Short exercise:
Omit all images. Write out the rest of the material exactly.

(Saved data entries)

================================

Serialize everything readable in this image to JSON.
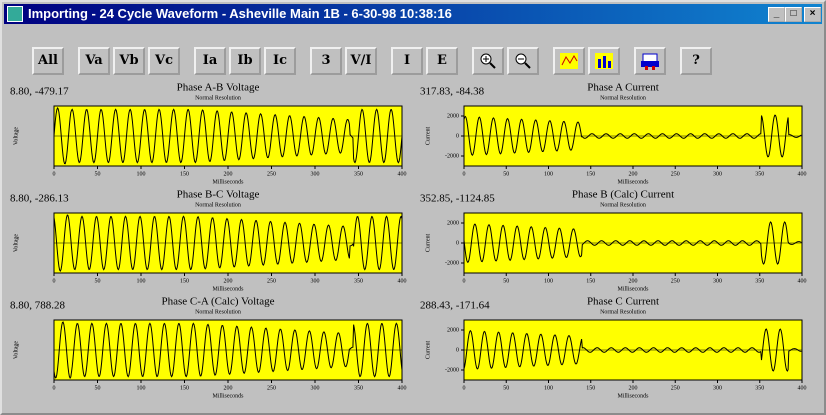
{
  "window": {
    "title": "Importing - 24 Cycle Waveform - Asheville Main 1B - 6-30-98 10:38:16"
  },
  "toolbar": {
    "buttons": [
      "All",
      "Va",
      "Vb",
      "Vc",
      "Ia",
      "Ib",
      "Ic",
      "3",
      "V/I",
      "I",
      "E"
    ],
    "help": "?"
  },
  "panels": [
    {
      "readout": "8.80, -479.17",
      "title": "Phase A-B Voltage",
      "subtitle": "Normal Resolution",
      "ylabel": "Voltage",
      "xlabel": "Milliseconds",
      "xlim": [
        0,
        400
      ],
      "xticks": [
        0,
        50,
        100,
        150,
        200,
        250,
        300,
        350,
        400
      ]
    },
    {
      "readout": "317.83, -84.38",
      "title": "Phase A Current",
      "subtitle": "Normal Resolution",
      "ylabel": "Current",
      "xlabel": "Milliseconds",
      "xlim": [
        0,
        400
      ],
      "xticks": [
        0,
        50,
        100,
        150,
        200,
        250,
        300,
        350,
        400
      ],
      "ylim": [
        -3000,
        3000
      ],
      "yticks": [
        2000,
        0,
        -2000
      ]
    },
    {
      "readout": "8.80, -286.13",
      "title": "Phase B-C Voltage",
      "subtitle": "Normal Resolution",
      "ylabel": "Voltage",
      "xlabel": "Milliseconds",
      "xlim": [
        0,
        400
      ],
      "xticks": [
        0,
        50,
        100,
        150,
        200,
        250,
        300,
        350,
        400
      ]
    },
    {
      "readout": "352.85, -1124.85",
      "title": "Phase B (Calc) Current",
      "subtitle": "Normal Resolution",
      "ylabel": "Current",
      "xlabel": "Milliseconds",
      "xlim": [
        0,
        400
      ],
      "xticks": [
        0,
        50,
        100,
        150,
        200,
        250,
        300,
        350,
        400
      ],
      "ylim": [
        -3000,
        3000
      ],
      "yticks": [
        2000,
        0,
        -2000
      ]
    },
    {
      "readout": "8.80, 788.28",
      "title": "Phase C-A (Calc) Voltage",
      "subtitle": "Normal Resolution",
      "ylabel": "Voltage",
      "xlabel": "Milliseconds",
      "xlim": [
        0,
        400
      ],
      "xticks": [
        0,
        50,
        100,
        150,
        200,
        250,
        300,
        350,
        400
      ]
    },
    {
      "readout": "288.43, -171.64",
      "title": "Phase C Current",
      "subtitle": "Normal Resolution",
      "ylabel": "Current",
      "xlabel": "Milliseconds",
      "xlim": [
        0,
        400
      ],
      "xticks": [
        0,
        50,
        100,
        150,
        200,
        250,
        300,
        350,
        400
      ],
      "ylim": [
        -3000,
        3000
      ],
      "yticks": [
        2000,
        0,
        -2000
      ]
    }
  ]
}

================================

Result:
Serialize everything readable in this image to JSON.
{
  "window": {
    "title": "Importing - 24 Cycle Waveform - Asheville Main 1B - 6-30-98 10:38:16"
  },
  "toolbar": {
    "buttons": [
      "All",
      "Va",
      "Vb",
      "Vc",
      "Ia",
      "Ib",
      "Ic",
      "3",
      "V/I",
      "I",
      "E"
    ],
    "help": "?"
  },
  "panels": [
    {
      "readout": "8.80, -479.17",
      "title": "Phase A-B Voltage",
      "subtitle": "Normal Resolution",
      "ylabel": "Voltage",
      "xlabel": "Milliseconds",
      "xlim": [
        0,
        400
      ],
      "xticks": [
        0,
        50,
        100,
        150,
        200,
        250,
        300,
        350,
        400
      ]
    },
    {
      "readout": "317.83, -84.38",
      "title": "Phase A Current",
      "subtitle": "Normal Resolution",
      "ylabel": "Current",
      "xlabel": "Milliseconds",
      "xlim": [
        0,
        400
      ],
      "xticks": [
        0,
        50,
        100,
        150,
        200,
        250,
        300,
        350,
        400
      ],
      "ylim": [
        -3000,
        3000
      ],
      "yticks": [
        2000,
        0,
        -2000
      ]
    },
    {
      "readout": "8.80, -286.13",
      "title": "Phase B-C Voltage",
      "subtitle": "Normal Resolution",
      "ylabel": "Voltage",
      "xlabel": "Milliseconds",
      "xlim": [
        0,
        400
      ],
      "xticks": [
        0,
        50,
        100,
        150,
        200,
        250,
        300,
        350,
        400
      ]
    },
    {
      "readout": "352.85, -1124.85",
      "title": "Phase B (Calc) Current",
      "subtitle": "Normal Resolution",
      "ylabel": "Current",
      "xlabel": "Milliseconds",
      "xlim": [
        0,
        400
      ],
      "xticks": [
        0,
        50,
        100,
        150,
        200,
        250,
        300,
        350,
        400
      ],
      "ylim": [
        -3000,
        3000
      ],
      "yticks": [
        2000,
        0,
        -2000
      ]
    },
    {
      "readout": "8.80, 788.28",
      "title": "Phase C-A (Calc) Voltage",
      "subtitle": "Normal Resolution",
      "ylabel": "Voltage",
      "xlabel": "Milliseconds",
      "xlim": [
        0,
        400
      ],
      "xticks": [
        0,
        50,
        100,
        150,
        200,
        250,
        300,
        350,
        400
      ]
    },
    {
      "readout": "288.43, -171.64",
      "title": "Phase C Current",
      "subtitle": "Normal Resolution",
      "ylabel": "Current",
      "xlabel": "Milliseconds",
      "xlim": [
        0,
        400
      ],
      "xticks": [
        0,
        50,
        100,
        150,
        200,
        250,
        300,
        350,
        400
      ],
      "ylim": [
        -3000,
        3000
      ],
      "yticks": [
        2000,
        0,
        -2000
      ]
    }
  ]
}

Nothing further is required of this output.